[start Data rows]
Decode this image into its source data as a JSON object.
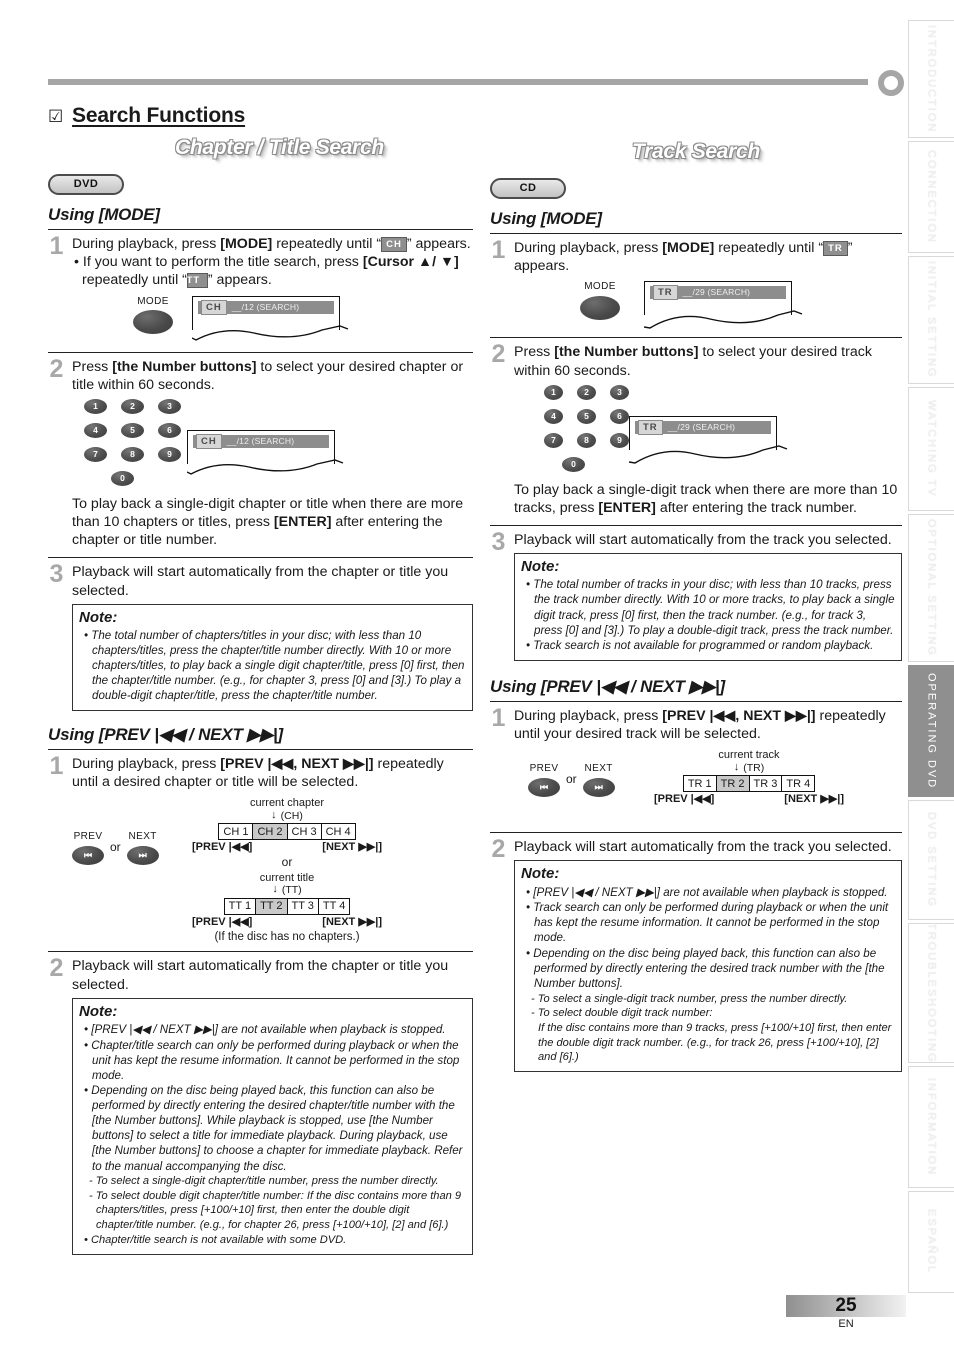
{
  "section": {
    "check_icon": "☑",
    "title": "Search Functions"
  },
  "left": {
    "banner": "Chapter / Title Search",
    "disc_badge": "DVD",
    "using_mode": "Using [MODE]",
    "using_prevnext": "Using [PREV |◀◀ / NEXT ▶▶|]",
    "step1": {
      "num": "1",
      "line1_a": "During playback, press ",
      "line1_b": "[MODE]",
      "line1_c": " repeatedly until “",
      "chip1": "CH",
      "line1_d": "” appears.",
      "bullet_a": "• If you want to perform the title search, press ",
      "bullet_b": "[Cursor ▲/ ▼]",
      "bullet_c": " repeatedly until “",
      "chip2": "TT",
      "bullet_d": "” appears."
    },
    "mode_button_label": "MODE",
    "osd1": {
      "chip": "CH",
      "text": "__/12 (SEARCH)"
    },
    "step2": {
      "num": "2",
      "a": "Press ",
      "b": "[the Number buttons]",
      "c": " to select your desired chapter or title within 60 seconds.",
      "tail_a": "To play back a single-digit chapter or title when there are more than 10 chapters or titles, press ",
      "tail_b": "[ENTER]",
      "tail_c": " after entering the chapter or title number."
    },
    "osd2": {
      "chip": "CH",
      "text": "__/12 (SEARCH)"
    },
    "step3": {
      "num": "3",
      "text": "Playback will start automatically from the chapter or title you selected."
    },
    "note1": {
      "heading": "Note:",
      "items": [
        "• The total number of chapters/titles in your disc; with less than 10 chapters/titles, press the chapter/title number directly. With 10 or more chapters/titles, to play back a single digit chapter/title, press [0] first, then the chapter/title number. (e.g., for chapter 3, press [0] and [3].) To play a double-digit chapter/title, press the chapter/title number."
      ]
    },
    "pn_step1": {
      "num": "1",
      "a": "During playback, press ",
      "b": "[PREV |◀◀, NEXT ▶▶|]",
      "c": " repeatedly until a desired chapter or title will be selected."
    },
    "remote": {
      "prev_label": "PREV",
      "next_label": "NEXT",
      "or": "or",
      "prev_glyph": "⏮",
      "next_glyph": "⏭"
    },
    "chain_chapter": {
      "caption": "current chapter",
      "code": "(CH)",
      "cells": [
        "CH 1",
        "CH 2",
        "CH 3",
        "CH 4"
      ],
      "current_index": 1,
      "left_end": "[PREV |◀◀]",
      "right_end": "[NEXT ▶▶|]"
    },
    "chain_or": "or",
    "chain_title": {
      "caption": "current title",
      "code": "(TT)",
      "cells": [
        "TT 1",
        "TT 2",
        "TT 3",
        "TT 4"
      ],
      "current_index": 1,
      "left_end": "[PREV |◀◀]",
      "right_end": "[NEXT ▶▶|]",
      "footnote": "(If the disc has no chapters.)"
    },
    "pn_step2": {
      "num": "2",
      "text": "Playback will start automatically from the chapter or title you selected."
    },
    "note2": {
      "heading": "Note:",
      "items": [
        "• [PREV |◀◀ / NEXT ▶▶|] are not available when playback is stopped.",
        "• Chapter/title search can only be performed during playback or when the unit has kept the resume information. It cannot be performed in the stop mode.",
        "• Depending on the disc being played back, this function can also be performed by directly entering the desired chapter/title number with the [the Number buttons]. While playback is stopped, use [the Number buttons] to select a title for immediate playback. During playback, use [the Number buttons] to choose a chapter for immediate playback. Refer to the manual accompanying the disc.",
        "- To select a single-digit chapter/title number, press the number directly.",
        "- To select double digit chapter/title number: If the disc contains more than 9 chapters/titles, press [+100/+10] first, then enter the double digit chapter/title number. (e.g., for chapter 26, press [+100/+10], [2] and [6].)",
        "• Chapter/title search is not available with some DVD."
      ]
    }
  },
  "right": {
    "banner": "Track Search",
    "disc_badge": "CD",
    "using_mode": "Using [MODE]",
    "using_prevnext": "Using [PREV |◀◀ / NEXT ▶▶|]",
    "step1": {
      "num": "1",
      "line1_a": "During playback, press ",
      "line1_b": "[MODE]",
      "line1_c": " repeatedly until “",
      "chip1": "TR",
      "line1_d": "” appears."
    },
    "mode_button_label": "MODE",
    "osd1": {
      "chip": "TR",
      "text": "__/29 (SEARCH)"
    },
    "step2": {
      "num": "2",
      "a": "Press ",
      "b": "[the Number buttons]",
      "c": " to select your desired track within 60 seconds.",
      "tail_a": "To play back a single-digit track when there are more than 10 tracks, press ",
      "tail_b": "[ENTER]",
      "tail_c": " after entering the track number."
    },
    "osd2": {
      "chip": "TR",
      "text": "__/29 (SEARCH)"
    },
    "step3": {
      "num": "3",
      "text": "Playback will start automatically from the track you selected."
    },
    "note1": {
      "heading": "Note:",
      "items": [
        "• The total number of tracks in your disc; with less than 10 tracks, press the track number directly.  With 10 or more tracks, to play back a single digit track, press [0] first, then the track number. (e.g., for track 3, press [0] and [3].)  To play a double-digit track, press the track number.",
        "• Track search is not available for programmed or random playback."
      ]
    },
    "pn_step1": {
      "num": "1",
      "a": "During playback, press ",
      "b": "[PREV |◀◀, NEXT ▶▶|]",
      "c": " repeatedly until your desired track will be selected."
    },
    "remote": {
      "prev_label": "PREV",
      "next_label": "NEXT",
      "or": "or",
      "prev_glyph": "⏮",
      "next_glyph": "⏭"
    },
    "chain_track": {
      "caption": "current track",
      "code": "(TR)",
      "cells": [
        "TR 1",
        "TR 2",
        "TR 3",
        "TR 4"
      ],
      "current_index": 1,
      "left_end": "[PREV |◀◀]",
      "right_end": "[NEXT ▶▶|]"
    },
    "pn_step2": {
      "num": "2",
      "text": "Playback will start automatically from the track you selected."
    },
    "note2": {
      "heading": "Note:",
      "items": [
        "• [PREV |◀◀ / NEXT ▶▶|] are not available when playback is stopped.",
        "• Track search can only be performed during playback or when the unit has kept the resume information. It cannot be performed in the stop mode.",
        "• Depending on the disc being played back, this function can also be performed by directly entering the desired track number with the [the Number buttons].",
        "- To select a single-digit track number, press the number directly.",
        "- To select double digit track number:",
        "If the disc contains more than 9 tracks, press [+100/+10] first, then enter the double digit track number. (e.g., for track 26, press [+100/+10], [2] and [6].)"
      ]
    }
  },
  "tabs": [
    {
      "label": "INTRODUCTION",
      "active": false
    },
    {
      "label": "CONNECTION",
      "active": false
    },
    {
      "label": "INITIAL  SETTING",
      "active": false
    },
    {
      "label": "WATCHING  TV",
      "active": false
    },
    {
      "label": "OPTIONAL  SETTING",
      "active": false
    },
    {
      "label": "OPERATING  DVD",
      "active": true
    },
    {
      "label": "DVD  SETTING",
      "active": false
    },
    {
      "label": "TROUBLESHOOTING",
      "active": false
    },
    {
      "label": "INFORMATION",
      "active": false
    },
    {
      "label": "ESPAÑOL",
      "active": false
    }
  ],
  "footer": {
    "page_number": "25",
    "language": "EN"
  }
}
[end Data rows]
Exercise goal
Repeat each entry above word for word, leaving every picture out.

Written reply
Decode this image into its source data as a JSON object.
{
  "section": {
    "check_icon": "☑",
    "title": "Search Functions"
  },
  "left": {
    "banner": "Chapter / Title Search",
    "disc_badge": "DVD",
    "using_mode": "Using [MODE]",
    "using_prevnext": "Using [PREV |◀◀ / NEXT ▶▶|]",
    "step1": {
      "num": "1",
      "line1_a": "During playback, press ",
      "line1_b": "[MODE]",
      "line1_c": " repeatedly until “",
      "chip1": "CH",
      "line1_d": "” appears.",
      "bullet_a": "• If you want to perform the title search, press ",
      "bullet_b": "[Cursor ▲/ ▼]",
      "bullet_c": " repeatedly until “",
      "chip2": "TT",
      "bullet_d": "” appears."
    },
    "mode_button_label": "MODE",
    "osd1": {
      "chip": "CH",
      "text": "__/12 (SEARCH)"
    },
    "step2": {
      "num": "2",
      "a": "Press ",
      "b": "[the Number buttons]",
      "c": " to select your desired chapter or title within 60 seconds.",
      "tail_a": "To play back a single-digit chapter or title when there are more than 10 chapters or titles, press ",
      "tail_b": "[ENTER]",
      "tail_c": " after entering the chapter or title number."
    },
    "osd2": {
      "chip": "CH",
      "text": "__/12 (SEARCH)"
    },
    "step3": {
      "num": "3",
      "text": "Playback will start automatically from the chapter or title you selected."
    },
    "note1": {
      "heading": "Note:",
      "items": [
        "• The total number of chapters/titles in your disc; with less than 10 chapters/titles, press the chapter/title number directly. With 10 or more chapters/titles, to play back a single digit chapter/title, press [0] first, then the chapter/title number. (e.g., for chapter 3, press [0] and [3].) To play a double-digit chapter/title, press the chapter/title number."
      ]
    },
    "pn_step1": {
      "num": "1",
      "a": "During playback, press ",
      "b": "[PREV |◀◀, NEXT ▶▶|]",
      "c": " repeatedly until a desired chapter or title will be selected."
    },
    "remote": {
      "prev_label": "PREV",
      "next_label": "NEXT",
      "or": "or",
      "prev_glyph": "⏮",
      "next_glyph": "⏭"
    },
    "chain_chapter": {
      "caption": "current chapter",
      "code": "(CH)",
      "cells": [
        "CH 1",
        "CH 2",
        "CH 3",
        "CH 4"
      ],
      "current_index": 1,
      "left_end": "[PREV |◀◀]",
      "right_end": "[NEXT ▶▶|]"
    },
    "chain_or": "or",
    "chain_title": {
      "caption": "current title",
      "code": "(TT)",
      "cells": [
        "TT 1",
        "TT 2",
        "TT 3",
        "TT 4"
      ],
      "current_index": 1,
      "left_end": "[PREV |◀◀]",
      "right_end": "[NEXT ▶▶|]",
      "footnote": "(If the disc has no chapters.)"
    },
    "pn_step2": {
      "num": "2",
      "text": "Playback will start automatically from the chapter or title you selected."
    },
    "note2": {
      "heading": "Note:",
      "items": [
        "• [PREV |◀◀ / NEXT ▶▶|] are not available when playback is stopped.",
        "• Chapter/title search can only be performed during playback or when the unit has kept the resume information. It cannot be performed in the stop mode.",
        "• Depending on the disc being played back, this function can also be performed by directly entering the desired chapter/title number with the [the Number buttons]. While playback is stopped, use [the Number buttons] to select a title for immediate playback. During playback, use [the Number buttons] to choose a chapter for immediate playback. Refer to the manual accompanying the disc.",
        "- To select a single-digit chapter/title number, press the number directly.",
        "- To select double digit chapter/title number: If the disc contains more than 9 chapters/titles, press [+100/+10] first, then enter the double digit chapter/title number. (e.g., for chapter 26, press [+100/+10], [2] and [6].)",
        "• Chapter/title search is not available with some DVD."
      ]
    }
  },
  "right": {
    "banner": "Track Search",
    "disc_badge": "CD",
    "using_mode": "Using [MODE]",
    "using_prevnext": "Using [PREV |◀◀ / NEXT ▶▶|]",
    "step1": {
      "num": "1",
      "line1_a": "During playback, press ",
      "line1_b": "[MODE]",
      "line1_c": " repeatedly until “",
      "chip1": "TR",
      "line1_d": "” appears."
    },
    "mode_button_label": "MODE",
    "osd1": {
      "chip": "TR",
      "text": "__/29 (SEARCH)"
    },
    "step2": {
      "num": "2",
      "a": "Press ",
      "b": "[the Number buttons]",
      "c": " to select your desired track within 60 seconds.",
      "tail_a": "To play back a single-digit track when there are more than 10 tracks, press ",
      "tail_b": "[ENTER]",
      "tail_c": " after entering the track number."
    },
    "osd2": {
      "chip": "TR",
      "text": "__/29 (SEARCH)"
    },
    "step3": {
      "num": "3",
      "text": "Playback will start automatically from the track you selected."
    },
    "note1": {
      "heading": "Note:",
      "items": [
        "• The total number of tracks in your disc; with less than 10 tracks, press the track number directly.  With 10 or more tracks, to play back a single digit track, press [0] first, then the track number. (e.g., for track 3, press [0] and [3].)  To play a double-digit track, press the track number.",
        "• Track search is not available for programmed or random playback."
      ]
    },
    "pn_step1": {
      "num": "1",
      "a": "During playback, press ",
      "b": "[PREV |◀◀, NEXT ▶▶|]",
      "c": " repeatedly until your desired track will be selected."
    },
    "remote": {
      "prev_label": "PREV",
      "next_label": "NEXT",
      "or": "or",
      "prev_glyph": "⏮",
      "next_glyph": "⏭"
    },
    "chain_track": {
      "caption": "current track",
      "code": "(TR)",
      "cells": [
        "TR 1",
        "TR 2",
        "TR 3",
        "TR 4"
      ],
      "current_index": 1,
      "left_end": "[PREV |◀◀]",
      "right_end": "[NEXT ▶▶|]"
    },
    "pn_step2": {
      "num": "2",
      "text": "Playback will start automatically from the track you selected."
    },
    "note2": {
      "heading": "Note:",
      "items": [
        "• [PREV |◀◀ / NEXT ▶▶|] are not available when playback is stopped.",
        "• Track search can only be performed during playback or when the unit has kept the resume information. It cannot be performed in the stop mode.",
        "• Depending on the disc being played back, this function can also be performed by directly entering the desired track number with the [the Number buttons].",
        "- To select a single-digit track number, press the number directly.",
        "- To select double digit track number:",
        "If the disc contains more than 9 tracks, press [+100/+10] first, then enter the double digit track number. (e.g., for track 26, press [+100/+10], [2] and [6].)"
      ]
    }
  },
  "tabs": [
    {
      "label": "INTRODUCTION",
      "active": false
    },
    {
      "label": "CONNECTION",
      "active": false
    },
    {
      "label": "INITIAL  SETTING",
      "active": false
    },
    {
      "label": "WATCHING  TV",
      "active": false
    },
    {
      "label": "OPTIONAL  SETTING",
      "active": false
    },
    {
      "label": "OPERATING  DVD",
      "active": true
    },
    {
      "label": "DVD  SETTING",
      "active": false
    },
    {
      "label": "TROUBLESHOOTING",
      "active": false
    },
    {
      "label": "INFORMATION",
      "active": false
    },
    {
      "label": "ESPAÑOL",
      "active": false
    }
  ],
  "footer": {
    "page_number": "25",
    "language": "EN"
  }
}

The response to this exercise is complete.